### TEXT SEGMENT

How to create a DVD image with very large files?
Jeff Vian
jvian10 at charter.net
Tue Oct 3 21:19:59 UTC 2006
On Tue, 2006-10-03 at 16:25 -0400, Patrick Doyle wrote:
> I have a 6.5 Gbyte tarball that I want to archive on a dual layer DVD.
> Unfortunately, I don't have a dual-layer writer on my PC, however, I
> do have access to another (Windows) PC that _does_ have a dual-layer
> writer.
>
> So, I would like to create the .iso on my Linux PC and transfer it to
> the other PC. Since I use Gnome as my desktop, I figured I would use
> GnomeBaker to create the .iso. Unfortunately, when I do so, I get an
> error message that reads:
>
> mkisofs: Value too large for defined data type. File
> /blah/blah/blah.tar.bz2 is too large - ignoring
>
> For some reason, this makes me think that mkisofs isn't happy with my
> 6.5 Gbyte tarball. I could try k3b (I wonder how that plays in a
> Gnome session), but I anticipate the same results.

######
### DATASET

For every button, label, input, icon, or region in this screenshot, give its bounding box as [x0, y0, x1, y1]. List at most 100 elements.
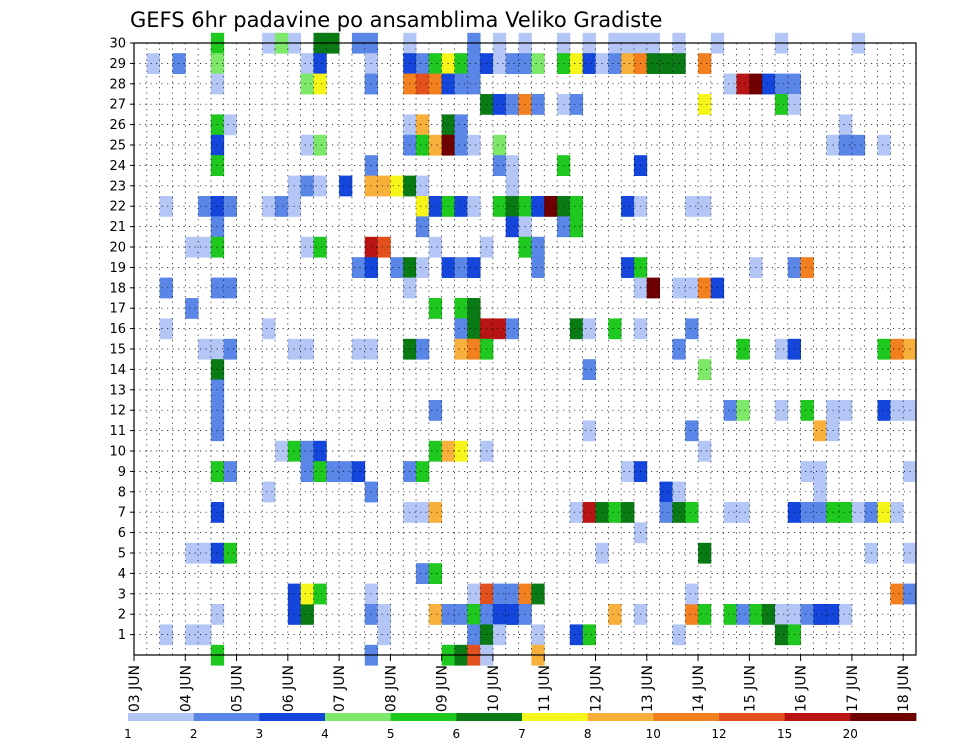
heatmap-cell	[377, 175, 391, 197]
heatmap-cell	[416, 216, 430, 238]
heatmap-cell	[698, 94, 712, 115]
heatmap-cell	[467, 583, 481, 605]
heatmap-cell	[736, 73, 750, 95]
heatmap-cell	[377, 236, 391, 258]
heatmap-cell	[467, 624, 481, 646]
heatmap-cell	[146, 53, 161, 74]
heatmap-cell	[300, 73, 314, 95]
heatmap-cell	[416, 461, 430, 482]
heatmap-cell	[416, 134, 430, 156]
y-tick-label: 15	[109, 343, 126, 358]
y-tick-label: 2	[118, 608, 126, 623]
heatmap-cell	[774, 624, 789, 646]
heatmap-cell	[454, 73, 468, 95]
heatmap-cell	[339, 461, 353, 482]
heatmap-cell	[544, 196, 558, 217]
heatmap-cell	[313, 134, 327, 156]
heatmap-cell	[223, 114, 237, 136]
heatmap-cell	[698, 196, 712, 217]
y-tick-label: 5	[118, 547, 126, 562]
heatmap-cell	[492, 53, 507, 74]
heatmap-cell	[428, 563, 443, 584]
heatmap-cell	[416, 53, 430, 74]
y-tick-label: 11	[109, 424, 126, 439]
heatmap-cell	[723, 400, 737, 421]
legend-swatch	[325, 713, 392, 721]
heatmap-cell	[851, 502, 866, 523]
heatmap-cell	[800, 400, 814, 421]
chart-title: GEFS 6hr padavine po ansamblima Veliko G…	[130, 8, 662, 32]
heatmap-cell	[467, 338, 481, 360]
heatmap-cell	[428, 196, 443, 217]
heatmap-cell	[416, 257, 430, 278]
heatmap-cell	[762, 604, 776, 625]
heatmap-cell	[467, 257, 481, 278]
legend-label: 6	[452, 727, 460, 741]
heatmap-cell	[505, 175, 519, 197]
heatmap-cell	[454, 53, 468, 74]
heatmap-cell	[531, 624, 545, 646]
heatmap-cell	[505, 155, 519, 176]
heatmap-cell	[659, 502, 673, 523]
heatmap-cell	[198, 338, 212, 360]
heatmap-cell	[839, 502, 853, 523]
y-tick-label: 13	[109, 383, 126, 398]
heatmap-cell	[313, 73, 327, 95]
heatmap-cell	[300, 583, 314, 605]
heatmap-cell	[351, 338, 366, 360]
heatmap-cell	[685, 604, 699, 625]
heatmap-cell	[198, 542, 212, 564]
x-tick-label: 12 JUN	[589, 665, 605, 712]
x-tick-label: 18 JUN	[896, 665, 912, 712]
heatmap-cell	[877, 502, 891, 523]
heatmap-cell	[505, 583, 519, 605]
heatmap-cell	[428, 604, 443, 625]
heatmap-cell	[416, 196, 430, 217]
legend-swatch	[587, 713, 654, 721]
legend-label: 8	[584, 727, 592, 741]
heatmap-cell	[877, 400, 891, 421]
heatmap-cell	[492, 583, 507, 605]
heatmap-cell	[569, 196, 584, 217]
y-tick-label: 29	[109, 57, 126, 72]
y-tick-label: 27	[109, 98, 126, 113]
heatmap-cell	[198, 624, 212, 646]
heatmap-cell	[505, 196, 519, 217]
heatmap-cell	[813, 420, 827, 442]
y-tick-label: 12	[109, 404, 126, 419]
heatmap-cell	[300, 134, 314, 156]
legend-label: 4	[321, 727, 329, 741]
heatmap-cell	[698, 53, 712, 74]
legend-label: 12	[711, 727, 726, 741]
heatmap-cell	[659, 481, 673, 503]
heatmap-cell	[569, 216, 584, 238]
heatmap-cell	[877, 338, 891, 360]
heatmap-cell	[659, 53, 673, 74]
heatmap-cell	[492, 604, 507, 625]
legend-label: 20	[843, 727, 858, 741]
heatmap-cell	[582, 420, 596, 442]
heatmap-cell	[582, 318, 596, 340]
legend-label: 10	[646, 727, 661, 741]
x-tick-label: 09 JUN	[435, 665, 451, 712]
heatmap-cell	[416, 338, 430, 360]
grid-layer	[134, 42, 916, 655]
heatmap-cell	[890, 400, 904, 421]
heatmap-cell	[454, 298, 468, 319]
heatmap-cell	[723, 502, 737, 523]
heatmap-cell	[685, 502, 699, 523]
heatmap-cell	[351, 257, 366, 278]
heatmap-cell	[531, 94, 545, 115]
heatmap-cell	[800, 502, 814, 523]
heatmap-cell	[685, 277, 699, 299]
heatmap-cell	[416, 175, 430, 197]
legend-label: 1	[124, 727, 132, 741]
heatmap-cell	[467, 53, 481, 74]
heatmap-cell	[505, 94, 519, 115]
heatmap-cell	[454, 114, 468, 136]
x-axis: 03 JUN 04 JUN 05 JUN 06 JUN 07 JUN 08 JUN 09 J…	[127, 655, 912, 712]
heatmap-cell	[454, 604, 468, 625]
heatmap-cell	[223, 338, 237, 360]
heatmap-cell	[569, 318, 584, 340]
heatmap-cell	[685, 318, 699, 340]
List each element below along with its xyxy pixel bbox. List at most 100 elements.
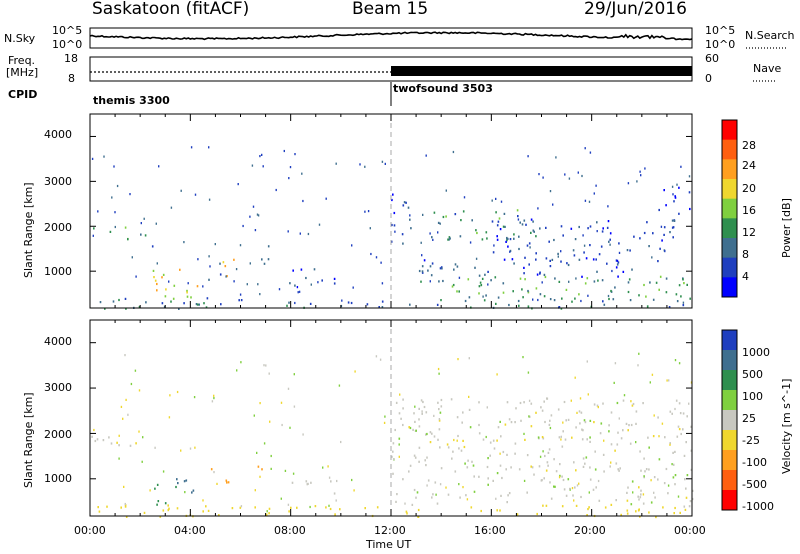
velocity-region-5 — [291, 480, 336, 495]
nsearch-tick-top: 10^5 — [705, 24, 736, 37]
nsearch-tick-bottom: 10^0 — [705, 38, 736, 51]
power-region-10 — [431, 209, 541, 242]
vel-cbar-frame — [721, 329, 738, 511]
power-ytick-3000: 3000 — [44, 175, 72, 188]
power-region-7 — [391, 193, 412, 245]
cpid-program-2: twofsound 3503 — [393, 82, 493, 95]
nave-tick-bottom: 0 — [705, 72, 712, 85]
cpid-label: CPID — [8, 88, 38, 101]
nave-series-block — [391, 66, 692, 76]
vel-cbar-m25: -25 — [742, 434, 760, 447]
power-cbar-24: 24 — [742, 159, 756, 172]
colorbars — [721, 119, 738, 511]
freq-unit-label: [MHz] — [6, 66, 39, 79]
top-strips — [89, 27, 788, 106]
vel-cbar-m1000: -1000 — [742, 500, 774, 513]
power-speckle — [91, 146, 691, 305]
xtick-1: 04:00 — [174, 524, 206, 537]
xtick-5: 20:00 — [574, 524, 606, 537]
vel-cbar-swatch-2 — [722, 370, 737, 391]
power-cbar-swatch-8 — [722, 277, 737, 298]
velocity-ylabel: Slant Range [km] — [22, 392, 35, 488]
power-cbar-8: 8 — [742, 248, 749, 261]
nsky-tick-top: 10^5 — [52, 24, 83, 37]
vel-cbar-swatch-5 — [722, 430, 737, 451]
xtick-2: 08:00 — [274, 524, 306, 537]
power-cbar-28: 28 — [742, 139, 756, 152]
power-ytick-2000: 2000 — [44, 221, 72, 234]
velocity-region-0 — [91, 435, 137, 447]
vel-cbar-swatch-1 — [722, 350, 737, 371]
vel-ytick-2000: 2000 — [44, 428, 72, 441]
power-region-6 — [289, 268, 336, 287]
power-ytick-4000: 4000 — [44, 128, 72, 141]
power-cbar-4: 4 — [742, 270, 749, 283]
power-cbar-swatch-3 — [722, 179, 737, 200]
power-region-12 — [658, 186, 691, 215]
power-cbar-swatch-2 — [722, 159, 737, 180]
power-region-3 — [208, 262, 222, 281]
nsky-strip-frame — [89, 27, 693, 49]
power-cbar-swatch-6 — [722, 238, 737, 259]
power-region-5 — [261, 245, 270, 265]
vel-cbar-swatch-8 — [722, 490, 737, 511]
velocity-speckle — [93, 352, 693, 513]
freq-label: Freq. — [8, 54, 36, 67]
vel-cbar-m100: -100 — [742, 456, 767, 469]
velocity-region-3 — [210, 468, 230, 484]
power-cbar-16: 16 — [742, 204, 756, 217]
power-cbar-20: 20 — [742, 182, 756, 195]
power-region-4 — [222, 258, 235, 278]
power-region-8 — [420, 275, 688, 301]
vel-ytick-3000: 3000 — [44, 381, 72, 394]
nsky-label: N.Sky — [4, 32, 36, 45]
nave-label: Nave — [753, 62, 782, 75]
xtick-6: 00:00 — [674, 524, 706, 537]
velocity-region-4 — [257, 465, 263, 471]
power-panel — [89, 113, 693, 310]
power-ylabel: Slant Range [km] — [22, 182, 35, 278]
power-cbar-swatch-5 — [722, 218, 737, 239]
power-region-1 — [151, 245, 154, 248]
nave-tick-top: 60 — [705, 52, 719, 65]
power-cbar-swatch-0 — [722, 120, 737, 141]
vel-cbar-100: 100 — [742, 390, 763, 403]
freq-tick-top: 18 — [64, 52, 78, 65]
power-cbar-label: Power [dB] — [780, 198, 793, 258]
axes — [89, 114, 693, 516]
power-cbar-swatch-1 — [722, 139, 737, 160]
power-cbar-12: 12 — [742, 226, 756, 239]
vel-cbar-m500: -500 — [742, 478, 767, 491]
power-cbar-frame — [721, 119, 738, 298]
velocity-region-6 — [391, 397, 694, 508]
beam-title: Beam 15 — [352, 0, 429, 19]
vel-cbar-swatch-4 — [722, 410, 737, 431]
velocity-panel — [89, 319, 694, 519]
power-cbar-swatch-7 — [722, 257, 737, 278]
vel-cbar-swatch-0 — [722, 330, 737, 351]
cpid-program-1: themis 3300 — [93, 94, 170, 107]
freq-tick-bottom: 8 — [68, 72, 75, 85]
vel-cbar-1000: 1000 — [742, 346, 770, 359]
power-region-9 — [418, 258, 633, 278]
vel-cbar-swatch-6 — [722, 450, 737, 471]
nsearch-label: N.Search — [745, 29, 795, 42]
power-ytick-1000: 1000 — [44, 265, 72, 278]
vel-ytick-1000: 1000 — [44, 472, 72, 485]
station-title: Saskatoon (fitACF) — [92, 0, 250, 19]
velocity-region-1 — [154, 483, 177, 506]
nsky-series-line — [89, 31, 693, 41]
velocity-region-2 — [176, 478, 195, 494]
velocity-cbar-label: Velocity [m s^-1] — [780, 378, 793, 474]
power-region-0 — [93, 226, 147, 241]
xtick-0: 00:00 — [74, 524, 106, 537]
vel-ytick-4000: 4000 — [44, 335, 72, 348]
xtick-4: 16:00 — [474, 524, 506, 537]
power-cbar-swatch-4 — [722, 198, 737, 219]
date-title: 29/Jun/2016 — [584, 0, 687, 19]
vel-cbar-swatch-7 — [722, 470, 737, 491]
power-background — [90, 114, 692, 308]
power-region-2 — [152, 268, 199, 300]
vel-cbar-25: 25 — [742, 412, 756, 425]
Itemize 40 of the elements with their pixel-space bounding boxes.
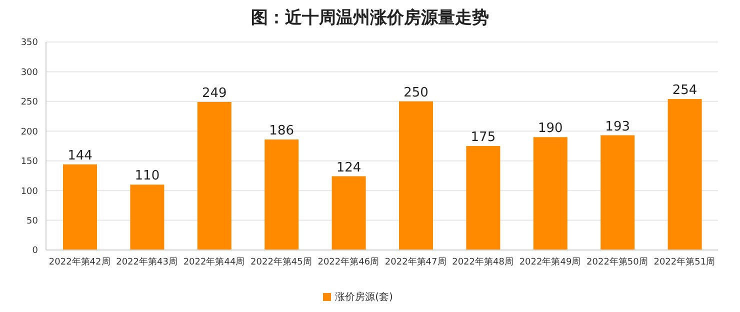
- data-label: 250: [404, 85, 428, 100]
- x-tick-label: 2022年第47周: [384, 256, 446, 268]
- bar: [332, 176, 366, 250]
- data-label: 190: [538, 121, 563, 136]
- y-tick-label: 150: [20, 157, 38, 168]
- y-tick-label: 250: [20, 98, 38, 108]
- x-tick-label: 2022年第44周: [183, 256, 245, 268]
- y-tick-label: 100: [20, 186, 38, 197]
- x-tick-label: 2022年第50周: [586, 256, 648, 268]
- x-tick-label: 2022年第45周: [250, 256, 312, 268]
- bar: [130, 184, 164, 250]
- data-label: 144: [68, 148, 92, 164]
- y-tick-label: 350: [20, 38, 38, 48]
- bar: [668, 99, 702, 250]
- data-label: 186: [269, 123, 294, 138]
- x-tick-label: 2022年第42周: [48, 256, 110, 268]
- bar: [63, 164, 97, 250]
- bar: [466, 146, 500, 250]
- bar: [264, 139, 299, 250]
- bar: [533, 137, 568, 250]
- data-label: 175: [470, 130, 496, 145]
- x-tick-label: 2022年第46周: [318, 256, 380, 268]
- data-label: 124: [336, 160, 362, 176]
- bar: [197, 102, 232, 250]
- x-tick-label: 2022年第48周: [452, 256, 514, 268]
- data-label: 193: [605, 119, 630, 134]
- data-label: 110: [134, 168, 160, 184]
- data-label: 249: [202, 86, 227, 102]
- x-tick-label: 2022年第49周: [519, 256, 581, 268]
- x-tick-label: 2022年第43周: [116, 256, 178, 268]
- legend-label: 涨价房源(套): [335, 292, 393, 303]
- y-tick-label: 200: [20, 127, 38, 138]
- y-tick-label: 0: [32, 246, 38, 256]
- y-tick-label: 50: [26, 216, 38, 226]
- y-tick-label: 300: [20, 68, 38, 78]
- bar: [600, 135, 635, 250]
- x-tick-label: 2022年第51周: [654, 256, 716, 268]
- data-label: 254: [672, 83, 698, 98]
- bar: [399, 101, 433, 250]
- chart-title: 图：近十周温州涨价房源量走势: [250, 8, 490, 30]
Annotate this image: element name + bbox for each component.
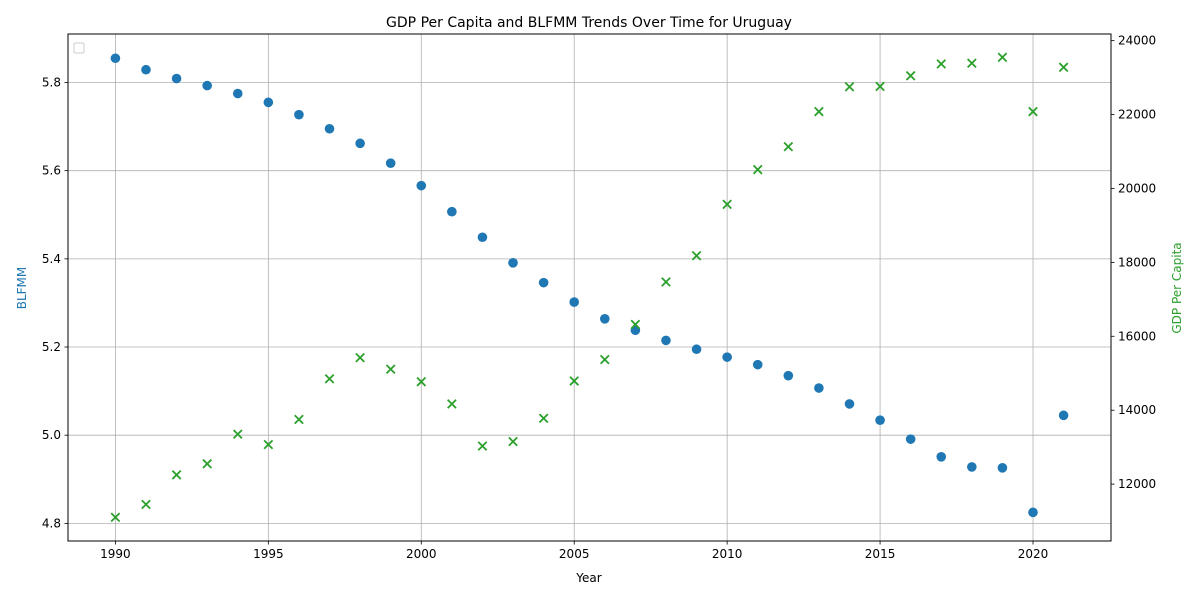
gdp-point [814, 106, 824, 117]
left-y-axis-ticks: 4.8 5.0 5.2 5.4 5.6 5.8 [42, 75, 68, 530]
chart-title: GDP Per Capita and BLFMM Trends Over Tim… [386, 15, 792, 31]
blfmm-point [599, 314, 610, 324]
blfmm-point [355, 138, 365, 149]
x-tick-label: 2015 [865, 547, 896, 561]
blfmm-point [171, 73, 182, 84]
left-y-tick-label: 5.2 [42, 340, 61, 354]
grid [68, 34, 1111, 541]
blfmm-point [783, 370, 794, 381]
blfmm-point [477, 232, 488, 243]
series-gdp [110, 52, 1069, 523]
blfmm-point [691, 344, 702, 355]
gdp-point [936, 59, 947, 69]
gdp-point [202, 458, 213, 469]
gdp-point [1028, 106, 1038, 117]
gdp-point [844, 82, 855, 92]
gdp-point [722, 199, 732, 210]
gdp-point [783, 141, 794, 152]
x-tick-label: 2010 [712, 547, 743, 561]
blfmm-point [1028, 507, 1038, 518]
right-y-axis-label: GDP Per Capita [1170, 242, 1184, 333]
x-axis-label: Year [575, 571, 601, 585]
gdp-point [355, 352, 365, 363]
blfmm-point [967, 462, 977, 472]
gdp-point [294, 414, 304, 425]
blfmm-point [447, 206, 457, 217]
blfmm-point [844, 399, 855, 409]
gdp-point [630, 319, 641, 330]
left-y-axis-label: BLFMM [15, 267, 29, 310]
gdp-point [477, 441, 488, 451]
right-y-tick-label: 22000 [1118, 108, 1156, 122]
blfmm-point [905, 434, 916, 444]
gdp-point [232, 429, 243, 440]
blfmm-point [752, 359, 763, 370]
gdp-point [171, 470, 182, 480]
gdp-point [324, 373, 335, 384]
right-y-tick-label: 20000 [1118, 181, 1156, 195]
x-tick-label: 1990 [100, 547, 131, 561]
blfmm-point [324, 123, 335, 134]
gdp-point [263, 439, 274, 450]
left-y-tick-label: 5.4 [42, 252, 61, 266]
blfmm-point [385, 158, 396, 168]
blfmm-point [416, 180, 427, 191]
gdp-point [508, 436, 518, 447]
gdp-point [1058, 62, 1069, 73]
blfmm-point [936, 451, 947, 462]
x-tick-label: 2005 [559, 547, 590, 561]
blfmm-point [814, 383, 824, 393]
gdp-point [875, 81, 885, 92]
blfmm-point [569, 297, 580, 307]
gdp-point [141, 499, 151, 510]
gdp-point [416, 376, 427, 387]
right-y-tick-label: 18000 [1118, 255, 1156, 269]
x-axis-ticks: 1990 1995 2000 2005 2010 2015 2020 [100, 541, 1048, 561]
left-y-tick-label: 4.8 [42, 516, 61, 530]
gdp-point [447, 399, 457, 409]
x-tick-label: 2000 [406, 547, 437, 561]
left-y-tick-label: 5.0 [42, 428, 61, 442]
x-tick-label: 2020 [1018, 547, 1049, 561]
blfmm-point [110, 53, 121, 64]
blfmm-point [722, 352, 732, 362]
gdp-point [661, 277, 671, 287]
blfmm-point [294, 109, 304, 120]
legend [73, 42, 85, 54]
right-y-tick-label: 24000 [1118, 34, 1156, 48]
left-y-tick-label: 5.6 [42, 164, 61, 178]
gdp-point [997, 52, 1008, 63]
blfmm-point [661, 335, 671, 346]
gdp-point [966, 58, 977, 69]
blfmm-point [997, 463, 1008, 473]
legend-box [73, 42, 85, 54]
right-y-axis-ticks: 12000 14000 16000 18000 20000 22000 24000 [1111, 34, 1156, 491]
gdp-point [752, 164, 763, 175]
gdp-point [599, 354, 610, 365]
blfmm-point [202, 80, 212, 91]
gdp-point [385, 364, 396, 375]
gdp-point [538, 413, 549, 424]
x-tick-label: 1995 [253, 547, 284, 561]
right-y-tick-label: 12000 [1118, 477, 1156, 491]
blfmm-point [232, 88, 243, 99]
left-y-tick-label: 5.8 [42, 75, 61, 89]
blfmm-point [263, 97, 274, 108]
gdp-point [569, 376, 580, 386]
blfmm-point [875, 415, 885, 426]
right-y-tick-label: 14000 [1118, 403, 1156, 417]
plot-area-frame [67, 33, 1112, 542]
blfmm-point [508, 258, 518, 268]
series-blfmm [110, 53, 1069, 518]
blfmm-point [1058, 410, 1069, 421]
gdp-point [905, 70, 916, 81]
blfmm-point [538, 277, 549, 288]
gdp-point [110, 512, 121, 523]
right-y-tick-label: 16000 [1118, 329, 1156, 343]
gdp-point [691, 250, 702, 261]
blfmm-point [141, 64, 151, 75]
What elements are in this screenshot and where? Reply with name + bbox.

######

THE TASKS ->
• 1. Answer these questions from the DVD image post:
(a) How large is the tarball to be archived?
(b) Which desktop is used on the Linux PC?
(c) What operating system runs on the PC that has the dual-layer writer?
• 2. Rewrite the DVD image post, starting with "How to create" and going on through "dual layer DVD.". Replace "tarball" with "compressed archive".

RESULTS FOR THE EXERCISE ->
• 1.
(a) 6.5 Gbyte
(b) Gnome
(c) Windows

• 2.
How to create a DVD image with very large files?
Jeff Vian
jvian10 at charter.net
Tue Oct 3 21:19:59 UTC 2006
On Tue, 2006-10-03 at 16:25 -0400, Patrick Doyle wrote:
> I have a 6.5 Gbyte compressed archive that I want to archive on a dual layer DVD.